» **DIRECTION**
Take all the material and copy it exactly.

» **TASK INPUTS**
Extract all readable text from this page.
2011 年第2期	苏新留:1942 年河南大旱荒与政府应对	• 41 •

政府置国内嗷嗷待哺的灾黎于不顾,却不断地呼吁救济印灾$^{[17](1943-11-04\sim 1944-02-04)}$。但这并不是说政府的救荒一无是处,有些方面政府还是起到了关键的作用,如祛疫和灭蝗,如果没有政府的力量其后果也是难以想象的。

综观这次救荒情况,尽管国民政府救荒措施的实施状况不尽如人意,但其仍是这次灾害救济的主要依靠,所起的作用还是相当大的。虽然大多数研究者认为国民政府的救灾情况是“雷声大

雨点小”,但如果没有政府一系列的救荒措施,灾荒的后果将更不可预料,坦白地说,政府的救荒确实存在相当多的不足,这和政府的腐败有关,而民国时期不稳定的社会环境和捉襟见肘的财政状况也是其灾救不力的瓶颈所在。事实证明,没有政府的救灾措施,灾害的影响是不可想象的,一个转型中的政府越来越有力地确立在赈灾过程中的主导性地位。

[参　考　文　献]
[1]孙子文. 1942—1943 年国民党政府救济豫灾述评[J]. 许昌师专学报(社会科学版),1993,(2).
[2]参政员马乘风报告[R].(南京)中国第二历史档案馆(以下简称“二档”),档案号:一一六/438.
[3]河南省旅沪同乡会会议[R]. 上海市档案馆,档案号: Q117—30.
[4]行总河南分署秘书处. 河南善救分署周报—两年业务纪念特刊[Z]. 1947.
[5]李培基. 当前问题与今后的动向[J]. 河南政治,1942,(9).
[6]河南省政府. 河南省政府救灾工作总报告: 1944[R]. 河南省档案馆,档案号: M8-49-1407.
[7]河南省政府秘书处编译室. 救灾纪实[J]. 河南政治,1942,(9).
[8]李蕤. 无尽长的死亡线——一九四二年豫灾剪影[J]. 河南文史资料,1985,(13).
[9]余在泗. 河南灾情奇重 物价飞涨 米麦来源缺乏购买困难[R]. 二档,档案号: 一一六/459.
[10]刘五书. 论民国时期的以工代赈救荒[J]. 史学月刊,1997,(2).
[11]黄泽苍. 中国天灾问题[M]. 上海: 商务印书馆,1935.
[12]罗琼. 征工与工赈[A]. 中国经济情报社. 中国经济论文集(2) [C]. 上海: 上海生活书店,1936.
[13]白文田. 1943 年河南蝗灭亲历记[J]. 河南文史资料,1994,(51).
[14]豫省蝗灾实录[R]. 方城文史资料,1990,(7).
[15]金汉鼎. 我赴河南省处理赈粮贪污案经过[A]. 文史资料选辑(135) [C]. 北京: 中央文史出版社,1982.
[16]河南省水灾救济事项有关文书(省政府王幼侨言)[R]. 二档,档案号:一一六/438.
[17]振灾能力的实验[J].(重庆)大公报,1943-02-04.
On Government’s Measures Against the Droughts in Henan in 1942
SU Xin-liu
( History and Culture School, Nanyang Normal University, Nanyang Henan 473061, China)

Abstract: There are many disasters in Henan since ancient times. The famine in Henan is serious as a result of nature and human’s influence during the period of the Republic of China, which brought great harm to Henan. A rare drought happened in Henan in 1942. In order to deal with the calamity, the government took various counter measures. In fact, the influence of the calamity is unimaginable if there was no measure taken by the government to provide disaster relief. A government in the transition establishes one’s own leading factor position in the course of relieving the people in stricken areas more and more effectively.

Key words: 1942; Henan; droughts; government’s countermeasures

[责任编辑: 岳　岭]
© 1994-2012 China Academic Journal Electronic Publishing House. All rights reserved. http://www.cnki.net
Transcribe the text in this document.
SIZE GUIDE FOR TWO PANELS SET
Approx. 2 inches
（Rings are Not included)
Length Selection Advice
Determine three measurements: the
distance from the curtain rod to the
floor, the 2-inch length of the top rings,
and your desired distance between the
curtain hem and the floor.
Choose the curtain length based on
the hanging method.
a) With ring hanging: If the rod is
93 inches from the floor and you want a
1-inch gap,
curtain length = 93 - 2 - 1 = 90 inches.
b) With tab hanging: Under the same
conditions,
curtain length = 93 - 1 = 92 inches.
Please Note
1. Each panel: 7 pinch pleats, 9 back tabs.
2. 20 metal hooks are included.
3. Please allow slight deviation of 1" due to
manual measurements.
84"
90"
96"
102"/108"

» **REPLY**
Extract all readable text from this page.
2011 年第2期	苏新留:1942 年河南大旱荒与政府应对	• 41 •

政府置国内嗷嗷待哺的灾黎于不顾,却不断地呼吁救济印灾$^{[17](1943-11-04\sim 1944-02-04)}$。但这并不是说政府的救荒一无是处,有些方面政府还是起到了关键的作用,如祛疫和灭蝗,如果没有政府的力量其后果也是难以想象的。

综观这次救荒情况,尽管国民政府救荒措施的实施状况不尽如人意,但其仍是这次灾害救济的主要依靠,所起的作用还是相当大的。虽然大多数研究者认为国民政府的救灾情况是“雷声大

雨点小”,但如果没有政府一系列的救荒措施,灾荒的后果将更不可预料,坦白地说,政府的救荒确实存在相当多的不足,这和政府的腐败有关,而民国时期不稳定的社会环境和捉襟见肘的财政状况也是其灾救不力的瓶颈所在。事实证明,没有政府的救灾措施,灾害的影响是不可想象的,一个转型中的政府越来越有力地确立在赈灾过程中的主导性地位。

[参　考　文　献]
[1]孙子文. 1942—1943 年国民党政府救济豫灾述评[J]. 许昌师专学报(社会科学版),1993,(2).
[2]参政员马乘风报告[R].(南京)中国第二历史档案馆(以下简称“二档”),档案号:一一六/438.
[3]河南省旅沪同乡会会议[R]. 上海市档案馆,档案号: Q117—30.
[4]行总河南分署秘书处. 河南善救分署周报—两年业务纪念特刊[Z]. 1947.
[5]李培基. 当前问题与今后的动向[J]. 河南政治,1942,(9).
[6]河南省政府. 河南省政府救灾工作总报告: 1944[R]. 河南省档案馆,档案号: M8-49-1407.
[7]河南省政府秘书处编译室. 救灾纪实[J]. 河南政治,1942,(9).
[8]李蕤. 无尽长的死亡线——一九四二年豫灾剪影[J]. 河南文史资料,1985,(13).
[9]余在泗. 河南灾情奇重 物价飞涨 米麦来源缺乏购买困难[R]. 二档,档案号: 一一六/459.
[10]刘五书. 论民国时期的以工代赈救荒[J]. 史学月刊,1997,(2).
[11]黄泽苍. 中国天灾问题[M]. 上海: 商务印书馆,1935.
[12]罗琼. 征工与工赈[A]. 中国经济情报社. 中国经济论文集(2) [C]. 上海: 上海生活书店,1936.
[13]白文田. 1943 年河南蝗灭亲历记[J]. 河南文史资料,1994,(51).
[14]豫省蝗灾实录[R]. 方城文史资料,1990,(7).
[15]金汉鼎. 我赴河南省处理赈粮贪污案经过[A]. 文史资料选辑(135) [C]. 北京: 中央文史出版社,1982.
[16]河南省水灾救济事项有关文书(省政府王幼侨言)[R]. 二档,档案号:一一六/438.
[17]振灾能力的实验[J].(重庆)大公报,1943-02-04.
On Government’s Measures Against the Droughts in Henan in 1942
SU Xin-liu
( History and Culture School, Nanyang Normal University, Nanyang Henan 473061, China)

Abstract: There are many disasters in Henan since ancient times. The famine in Henan is serious as a result of nature and human’s influence during the period of the Republic of China, which brought great harm to Henan. A rare drought happened in Henan in 1942. In order to deal with the calamity, the government took various counter measures. In fact, the influence of the calamity is unimaginable if there was no measure taken by the government to provide disaster relief. A government in the transition establishes one’s own leading factor position in the course of relieving the people in stricken areas more and more effectively.

Key words: 1942; Henan; droughts; government’s countermeasures

[责任编辑: 岳　岭]
© 1994-2012 China Academic Journal Electronic Publishing House. All rights reserved. http://www.cnki.net
Transcribe the text in this document.
SIZE GUIDE FOR TWO PANELS SET
Approx. 2 inches
（Rings are Not included)
Length Selection Advice
Determine three measurements: the
distance from the curtain rod to the
floor, the 2-inch length of the top rings,
and your desired distance between the
curtain hem and the floor.
Choose the curtain length based on
the hanging method.
a) With ring hanging: If the rod is
93 inches from the floor and you want a
1-inch gap,
curtain length = 93 - 2 - 1 = 90 inches.
b) With tab hanging: Under the same
conditions,
curtain length = 93 - 1 = 92 inches.
Please Note
1. Each panel: 7 pinch pleats, 9 back tabs.
2. 20 metal hooks are included.
3. Please allow slight deviation of 1" due to
manual measurements.
84"
90"
96"
102"/108"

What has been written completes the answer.